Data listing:
------------------------
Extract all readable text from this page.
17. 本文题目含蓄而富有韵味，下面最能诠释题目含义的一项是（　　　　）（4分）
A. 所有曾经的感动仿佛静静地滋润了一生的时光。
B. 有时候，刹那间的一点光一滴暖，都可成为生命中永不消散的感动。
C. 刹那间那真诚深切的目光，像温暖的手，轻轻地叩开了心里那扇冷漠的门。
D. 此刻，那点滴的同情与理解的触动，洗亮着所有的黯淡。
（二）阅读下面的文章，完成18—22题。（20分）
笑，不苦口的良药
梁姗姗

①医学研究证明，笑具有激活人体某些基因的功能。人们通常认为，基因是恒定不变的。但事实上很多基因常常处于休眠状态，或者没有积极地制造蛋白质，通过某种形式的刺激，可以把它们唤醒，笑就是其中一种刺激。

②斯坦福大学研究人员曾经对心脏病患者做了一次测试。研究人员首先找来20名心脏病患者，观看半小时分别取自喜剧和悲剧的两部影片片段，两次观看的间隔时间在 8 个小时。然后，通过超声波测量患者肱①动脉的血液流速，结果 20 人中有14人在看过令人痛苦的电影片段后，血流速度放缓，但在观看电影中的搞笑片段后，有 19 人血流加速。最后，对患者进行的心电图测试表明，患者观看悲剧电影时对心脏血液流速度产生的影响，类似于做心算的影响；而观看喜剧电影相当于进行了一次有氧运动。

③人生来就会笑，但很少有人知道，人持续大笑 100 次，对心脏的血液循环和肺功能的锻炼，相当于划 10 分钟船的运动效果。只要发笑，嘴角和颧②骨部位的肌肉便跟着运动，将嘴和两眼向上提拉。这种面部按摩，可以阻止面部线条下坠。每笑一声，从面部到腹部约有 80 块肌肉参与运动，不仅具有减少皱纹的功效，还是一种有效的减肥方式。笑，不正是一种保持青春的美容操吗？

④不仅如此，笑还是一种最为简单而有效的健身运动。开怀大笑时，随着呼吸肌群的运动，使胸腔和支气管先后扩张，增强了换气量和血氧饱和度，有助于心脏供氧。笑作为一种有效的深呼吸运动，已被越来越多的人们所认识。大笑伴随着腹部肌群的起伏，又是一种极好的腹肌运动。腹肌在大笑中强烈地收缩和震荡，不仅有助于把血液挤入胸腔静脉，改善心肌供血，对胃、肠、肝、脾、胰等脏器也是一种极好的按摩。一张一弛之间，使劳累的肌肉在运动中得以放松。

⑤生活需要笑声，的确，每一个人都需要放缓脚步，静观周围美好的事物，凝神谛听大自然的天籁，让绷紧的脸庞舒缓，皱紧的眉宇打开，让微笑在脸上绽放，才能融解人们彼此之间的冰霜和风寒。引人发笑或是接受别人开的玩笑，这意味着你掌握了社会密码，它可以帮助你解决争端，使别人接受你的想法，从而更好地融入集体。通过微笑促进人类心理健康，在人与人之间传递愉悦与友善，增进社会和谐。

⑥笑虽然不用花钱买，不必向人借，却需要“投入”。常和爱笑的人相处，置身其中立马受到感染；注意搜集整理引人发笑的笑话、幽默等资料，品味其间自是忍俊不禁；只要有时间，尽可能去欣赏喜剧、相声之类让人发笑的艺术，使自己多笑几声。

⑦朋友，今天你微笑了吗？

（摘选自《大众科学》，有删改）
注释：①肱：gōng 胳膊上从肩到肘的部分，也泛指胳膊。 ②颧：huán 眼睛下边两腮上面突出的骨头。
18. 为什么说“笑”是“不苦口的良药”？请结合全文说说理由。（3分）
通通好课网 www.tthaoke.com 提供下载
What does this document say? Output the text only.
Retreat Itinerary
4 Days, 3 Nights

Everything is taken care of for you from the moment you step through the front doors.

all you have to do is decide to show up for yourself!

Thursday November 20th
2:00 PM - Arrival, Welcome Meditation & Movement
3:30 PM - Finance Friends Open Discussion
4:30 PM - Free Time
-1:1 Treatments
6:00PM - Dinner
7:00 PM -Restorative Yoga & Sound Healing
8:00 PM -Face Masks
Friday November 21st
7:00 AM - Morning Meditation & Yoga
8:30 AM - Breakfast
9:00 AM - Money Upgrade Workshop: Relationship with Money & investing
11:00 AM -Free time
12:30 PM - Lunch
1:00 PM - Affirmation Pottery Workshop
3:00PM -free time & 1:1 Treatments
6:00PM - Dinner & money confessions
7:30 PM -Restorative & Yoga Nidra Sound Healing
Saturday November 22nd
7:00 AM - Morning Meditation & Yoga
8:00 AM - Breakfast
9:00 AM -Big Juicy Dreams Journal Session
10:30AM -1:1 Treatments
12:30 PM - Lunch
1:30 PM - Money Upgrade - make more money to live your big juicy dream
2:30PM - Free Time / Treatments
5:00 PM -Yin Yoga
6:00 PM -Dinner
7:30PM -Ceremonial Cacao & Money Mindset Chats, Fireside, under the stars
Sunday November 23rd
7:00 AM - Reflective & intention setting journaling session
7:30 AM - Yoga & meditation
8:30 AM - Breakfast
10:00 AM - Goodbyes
------------------------
BRIEF: Copy each entry exactly, with nothing added or dropped.

ANSWER TO THIS PROBLEM:
Extract all readable text from this page.
17. 本文题目含蓄而富有韵味，下面最能诠释题目含义的一项是（　　　　）（4分）
A. 所有曾经的感动仿佛静静地滋润了一生的时光。
B. 有时候，刹那间的一点光一滴暖，都可成为生命中永不消散的感动。
C. 刹那间那真诚深切的目光，像温暖的手，轻轻地叩开了心里那扇冷漠的门。
D. 此刻，那点滴的同情与理解的触动，洗亮着所有的黯淡。
（二）阅读下面的文章，完成18—22题。（20分）
笑，不苦口的良药
梁姗姗

①医学研究证明，笑具有激活人体某些基因的功能。人们通常认为，基因是恒定不变的。但事实上很多基因常常处于休眠状态，或者没有积极地制造蛋白质，通过某种形式的刺激，可以把它们唤醒，笑就是其中一种刺激。

②斯坦福大学研究人员曾经对心脏病患者做了一次测试。研究人员首先找来20名心脏病患者，观看半小时分别取自喜剧和悲剧的两部影片片段，两次观看的间隔时间在 8 个小时。然后，通过超声波测量患者肱①动脉的血液流速，结果 20 人中有14人在看过令人痛苦的电影片段后，血流速度放缓，但在观看电影中的搞笑片段后，有 19 人血流加速。最后，对患者进行的心电图测试表明，患者观看悲剧电影时对心脏血液流速度产生的影响，类似于做心算的影响；而观看喜剧电影相当于进行了一次有氧运动。

③人生来就会笑，但很少有人知道，人持续大笑 100 次，对心脏的血液循环和肺功能的锻炼，相当于划 10 分钟船的运动效果。只要发笑，嘴角和颧②骨部位的肌肉便跟着运动，将嘴和两眼向上提拉。这种面部按摩，可以阻止面部线条下坠。每笑一声，从面部到腹部约有 80 块肌肉参与运动，不仅具有减少皱纹的功效，还是一种有效的减肥方式。笑，不正是一种保持青春的美容操吗？

④不仅如此，笑还是一种最为简单而有效的健身运动。开怀大笑时，随着呼吸肌群的运动，使胸腔和支气管先后扩张，增强了换气量和血氧饱和度，有助于心脏供氧。笑作为一种有效的深呼吸运动，已被越来越多的人们所认识。大笑伴随着腹部肌群的起伏，又是一种极好的腹肌运动。腹肌在大笑中强烈地收缩和震荡，不仅有助于把血液挤入胸腔静脉，改善心肌供血，对胃、肠、肝、脾、胰等脏器也是一种极好的按摩。一张一弛之间，使劳累的肌肉在运动中得以放松。

⑤生活需要笑声，的确，每一个人都需要放缓脚步，静观周围美好的事物，凝神谛听大自然的天籁，让绷紧的脸庞舒缓，皱紧的眉宇打开，让微笑在脸上绽放，才能融解人们彼此之间的冰霜和风寒。引人发笑或是接受别人开的玩笑，这意味着你掌握了社会密码，它可以帮助你解决争端，使别人接受你的想法，从而更好地融入集体。通过微笑促进人类心理健康，在人与人之间传递愉悦与友善，增进社会和谐。

⑥笑虽然不用花钱买，不必向人借，却需要“投入”。常和爱笑的人相处，置身其中立马受到感染；注意搜集整理引人发笑的笑话、幽默等资料，品味其间自是忍俊不禁；只要有时间，尽可能去欣赏喜剧、相声之类让人发笑的艺术，使自己多笑几声。

⑦朋友，今天你微笑了吗？

（摘选自《大众科学》，有删改）
注释：①肱：gōng 胳膊上从肩到肘的部分，也泛指胳膊。 ②颧：huán 眼睛下边两腮上面突出的骨头。
18. 为什么说“笑”是“不苦口的良药”？请结合全文说说理由。（3分）
通通好课网 www.tthaoke.com 提供下载
What does this document say? Output the text only.
Retreat Itinerary
4 Days, 3 Nights

Everything is taken care of for you from the moment you step through the front doors.

all you have to do is decide to show up for yourself!

Thursday November 20th
2:00 PM - Arrival, Welcome Meditation & Movement
3:30 PM - Finance Friends Open Discussion
4:30 PM - Free Time
-1:1 Treatments
6:00PM - Dinner
7:00 PM -Restorative Yoga & Sound Healing
8:00 PM -Face Masks
Friday November 21st
7:00 AM - Morning Meditation & Yoga
8:30 AM - Breakfast
9:00 AM - Money Upgrade Workshop: Relationship with Money & investing
11:00 AM -Free time
12:30 PM - Lunch
1:00 PM - Affirmation Pottery Workshop
3:00PM -free time & 1:1 Treatments
6:00PM - Dinner & money confessions
7:30 PM -Restorative & Yoga Nidra Sound Healing
Saturday November 22nd
7:00 AM - Morning Meditation & Yoga
8:00 AM - Breakfast
9:00 AM -Big Juicy Dreams Journal Session
10:30AM -1:1 Treatments
12:30 PM - Lunch
1:30 PM - Money Upgrade - make more money to live your big juicy dream
2:30PM - Free Time / Treatments
5:00 PM -Yin Yoga
6:00 PM -Dinner
7:30PM -Ceremonial Cacao & Money Mindset Chats, Fireside, under the stars
Sunday November 23rd
7:00 AM - Reflective & intention setting journaling session
7:30 AM - Yoga & meditation
8:30 AM - Breakfast
10:00 AM - Goodbyes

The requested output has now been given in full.